• DATA FOR THIS TASK:
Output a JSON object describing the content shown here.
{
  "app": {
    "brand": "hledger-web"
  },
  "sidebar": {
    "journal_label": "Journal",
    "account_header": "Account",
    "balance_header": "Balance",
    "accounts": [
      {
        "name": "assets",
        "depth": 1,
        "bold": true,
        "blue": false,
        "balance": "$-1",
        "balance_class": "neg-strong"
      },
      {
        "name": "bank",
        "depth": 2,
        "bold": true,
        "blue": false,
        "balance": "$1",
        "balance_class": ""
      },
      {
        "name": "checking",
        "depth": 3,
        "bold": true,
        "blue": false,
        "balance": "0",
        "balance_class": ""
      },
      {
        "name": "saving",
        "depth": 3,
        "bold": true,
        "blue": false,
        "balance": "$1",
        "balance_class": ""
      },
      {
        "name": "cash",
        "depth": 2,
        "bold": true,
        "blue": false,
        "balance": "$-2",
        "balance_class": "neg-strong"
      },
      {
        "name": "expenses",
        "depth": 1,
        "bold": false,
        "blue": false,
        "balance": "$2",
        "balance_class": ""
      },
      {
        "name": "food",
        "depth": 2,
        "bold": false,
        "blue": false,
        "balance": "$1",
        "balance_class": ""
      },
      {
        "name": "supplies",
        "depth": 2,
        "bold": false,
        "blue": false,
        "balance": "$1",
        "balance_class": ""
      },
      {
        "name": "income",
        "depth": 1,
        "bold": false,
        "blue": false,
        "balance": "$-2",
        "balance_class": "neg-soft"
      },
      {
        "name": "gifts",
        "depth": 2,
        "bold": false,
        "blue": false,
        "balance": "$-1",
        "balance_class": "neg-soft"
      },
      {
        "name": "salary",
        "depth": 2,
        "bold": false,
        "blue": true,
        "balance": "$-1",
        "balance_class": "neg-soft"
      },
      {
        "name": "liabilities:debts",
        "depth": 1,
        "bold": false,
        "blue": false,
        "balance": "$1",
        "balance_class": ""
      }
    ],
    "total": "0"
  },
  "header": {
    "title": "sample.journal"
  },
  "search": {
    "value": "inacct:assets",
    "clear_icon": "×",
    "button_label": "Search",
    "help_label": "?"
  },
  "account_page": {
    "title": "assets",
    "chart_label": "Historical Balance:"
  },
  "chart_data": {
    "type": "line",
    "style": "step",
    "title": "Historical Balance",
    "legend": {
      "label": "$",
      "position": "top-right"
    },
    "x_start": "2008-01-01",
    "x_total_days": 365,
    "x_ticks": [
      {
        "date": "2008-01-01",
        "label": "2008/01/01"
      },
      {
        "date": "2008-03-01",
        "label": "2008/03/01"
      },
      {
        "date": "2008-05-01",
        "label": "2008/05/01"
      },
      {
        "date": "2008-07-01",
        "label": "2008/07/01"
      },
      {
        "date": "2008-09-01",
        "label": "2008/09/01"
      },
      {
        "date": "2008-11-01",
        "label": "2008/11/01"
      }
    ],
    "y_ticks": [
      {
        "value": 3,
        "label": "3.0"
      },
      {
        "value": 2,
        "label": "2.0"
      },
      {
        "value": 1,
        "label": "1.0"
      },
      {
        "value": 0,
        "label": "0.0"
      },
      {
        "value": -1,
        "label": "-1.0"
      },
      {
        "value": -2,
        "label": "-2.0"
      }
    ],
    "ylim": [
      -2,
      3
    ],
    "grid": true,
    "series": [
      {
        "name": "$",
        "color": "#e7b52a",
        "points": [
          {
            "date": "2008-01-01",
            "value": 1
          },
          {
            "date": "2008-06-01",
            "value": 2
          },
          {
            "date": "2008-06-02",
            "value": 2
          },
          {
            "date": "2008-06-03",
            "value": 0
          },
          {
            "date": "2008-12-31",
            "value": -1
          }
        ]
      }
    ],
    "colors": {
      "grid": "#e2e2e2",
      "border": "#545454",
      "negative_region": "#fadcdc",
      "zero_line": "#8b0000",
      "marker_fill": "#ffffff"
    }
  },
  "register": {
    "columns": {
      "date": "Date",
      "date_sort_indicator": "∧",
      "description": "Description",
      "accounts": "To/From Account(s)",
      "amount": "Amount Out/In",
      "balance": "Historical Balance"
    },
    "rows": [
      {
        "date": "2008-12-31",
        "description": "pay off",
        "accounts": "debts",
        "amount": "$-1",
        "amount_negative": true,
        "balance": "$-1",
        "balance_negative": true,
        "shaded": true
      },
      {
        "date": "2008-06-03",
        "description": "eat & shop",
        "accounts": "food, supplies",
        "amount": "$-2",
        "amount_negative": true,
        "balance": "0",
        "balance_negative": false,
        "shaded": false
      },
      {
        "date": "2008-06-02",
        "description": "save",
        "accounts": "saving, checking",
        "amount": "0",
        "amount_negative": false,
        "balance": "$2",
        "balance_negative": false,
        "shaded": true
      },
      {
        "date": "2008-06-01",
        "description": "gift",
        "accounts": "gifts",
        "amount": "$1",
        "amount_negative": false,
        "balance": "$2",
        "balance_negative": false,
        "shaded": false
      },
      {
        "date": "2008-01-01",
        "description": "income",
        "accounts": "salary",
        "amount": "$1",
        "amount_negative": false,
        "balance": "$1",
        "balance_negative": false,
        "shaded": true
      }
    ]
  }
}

• AIM:
Transcribe all of the entries without altering anything.

• FINISHED TASK:
Output a JSON object describing the content shown here.
{
  "app": {
    "brand": "hledger-web"
  },
  "sidebar": {
    "journal_label": "Journal",
    "account_header": "Account",
    "balance_header": "Balance",
    "accounts": [
      {
        "name": "assets",
        "depth": 1,
        "bold": true,
        "blue": false,
        "balance": "$-1",
        "balance_class": "neg-strong"
      },
      {
        "name": "bank",
        "depth": 2,
        "bold": true,
        "blue": false,
        "balance": "$1",
        "balance_class": ""
      },
      {
        "name": "checking",
        "depth": 3,
        "bold": true,
        "blue": false,
        "balance": "0",
        "balance_class": ""
      },
      {
        "name": "saving",
        "depth": 3,
        "bold": true,
        "blue": false,
        "balance": "$1",
        "balance_class": ""
      },
      {
        "name": "cash",
        "depth": 2,
        "bold": true,
        "blue": false,
        "balance": "$-2",
        "balance_class": "neg-strong"
      },
      {
        "name": "expenses",
        "depth": 1,
        "bold": false,
        "blue": false,
        "balance": "$2",
        "balance_class": ""
      },
      {
        "name": "food",
        "depth": 2,
        "bold": false,
        "blue": false,
        "balance": "$1",
        "balance_class": ""
      },
      {
        "name": "supplies",
        "depth": 2,
        "bold": false,
        "blue": false,
        "balance": "$1",
        "balance_class": ""
      },
      {
        "name": "income",
        "depth": 1,
        "bold": false,
        "blue": false,
        "balance": "$-2",
        "balance_class": "neg-soft"
      },
      {
        "name": "gifts",
        "depth": 2,
        "bold": false,
        "blue": false,
        "balance": "$-1",
        "balance_class": "neg-soft"
      },
      {
        "name": "salary",
        "depth": 2,
        "bold": false,
        "blue": true,
        "balance": "$-1",
        "balance_class": "neg-soft"
      },
      {
        "name": "liabilities:debts",
        "depth": 1,
        "bold": false,
        "blue": false,
        "balance": "$1",
        "balance_class": ""
      }
    ],
    "total": "0"
  },
  "header": {
    "title": "sample.journal"
  },
  "search": {
    "value": "inacct:assets",
    "clear_icon": "×",
    "button_label": "Search",
    "help_label": "?"
  },
  "account_page": {
    "title": "assets",
    "chart_label": "Historical Balance:"
  },
  "chart_data": {
    "type": "line",
    "style": "step",
    "title": "Historical Balance",
    "legend": {
      "label": "$",
      "position": "top-right"
    },
    "x_start": "2008-01-01",
    "x_total_days": 365,
    "x_ticks": [
      {
        "date": "2008-01-01",
        "label": "2008/01/01"
      },
      {
        "date": "2008-03-01",
        "label": "2008/03/01"
      },
      {
        "date": "2008-05-01",
        "label": "2008/05/01"
      },
      {
        "date": "2008-07-01",
        "label": "2008/07/01"
      },
      {
        "date": "2008-09-01",
        "label": "2008/09/01"
      },
      {
        "date": "2008-11-01",
        "label": "2008/11/01"
      }
    ],
    "y_ticks": [
      {
        "value": 3,
        "label": "3.0"
      },
      {
        "value": 2,
        "label": "2.0"
      },
      {
        "value": 1,
        "label": "1.0"
      },
      {
        "value": 0,
        "label": "0.0"
      },
      {
        "value": -1,
        "label": "-1.0"
      },
      {
        "value": -2,
        "label": "-2.0"
      }
    ],
    "ylim": [
      -2,
      3
    ],
    "grid": true,
    "series": [
      {
        "name": "$",
        "color": "#e7b52a",
        "points": [
          {
            "date": "2008-01-01",
            "value": 1
          },
          {
            "date": "2008-06-01",
            "value": 2
          },
          {
            "date": "2008-06-02",
            "value": 2
          },
          {
            "date": "2008-06-03",
            "value": 0
          },
          {
            "date": "2008-12-31",
            "value": -1
          }
        ]
      }
    ],
    "colors": {
      "grid": "#e2e2e2",
      "border": "#545454",
      "negative_region": "#fadcdc",
      "zero_line": "#8b0000",
      "marker_fill": "#ffffff"
    }
  },
  "register": {
    "columns": {
      "date": "Date",
      "date_sort_indicator": "∧",
      "description": "Description",
      "accounts": "To/From Account(s)",
      "amount": "Amount Out/In",
      "balance": "Historical Balance"
    },
    "rows": [
      {
        "date": "2008-12-31",
        "description": "pay off",
        "accounts": "debts",
        "amount": "$-1",
        "amount_negative": true,
        "balance": "$-1",
        "balance_negative": true,
        "shaded": true
      },
      {
        "date": "2008-06-03",
        "description": "eat & shop",
        "accounts": "food, supplies",
        "amount": "$-2",
        "amount_negative": true,
        "balance": "0",
        "balance_negative": false,
        "shaded": false
      },
      {
        "date": "2008-06-02",
        "description": "save",
        "accounts": "saving, checking",
        "amount": "0",
        "amount_negative": false,
        "balance": "$2",
        "balance_negative": false,
        "shaded": true
      },
      {
        "date": "2008-06-01",
        "description": "gift",
        "accounts": "gifts",
        "amount": "$1",
        "amount_negative": false,
        "balance": "$2",
        "balance_negative": false,
        "shaded": false
      },
      {
        "date": "2008-01-01",
        "description": "income",
        "accounts": "salary",
        "amount": "$1",
        "amount_negative": false,
        "balance": "$1",
        "balance_negative": false,
        "shaded": true
      }
    ]
  }
}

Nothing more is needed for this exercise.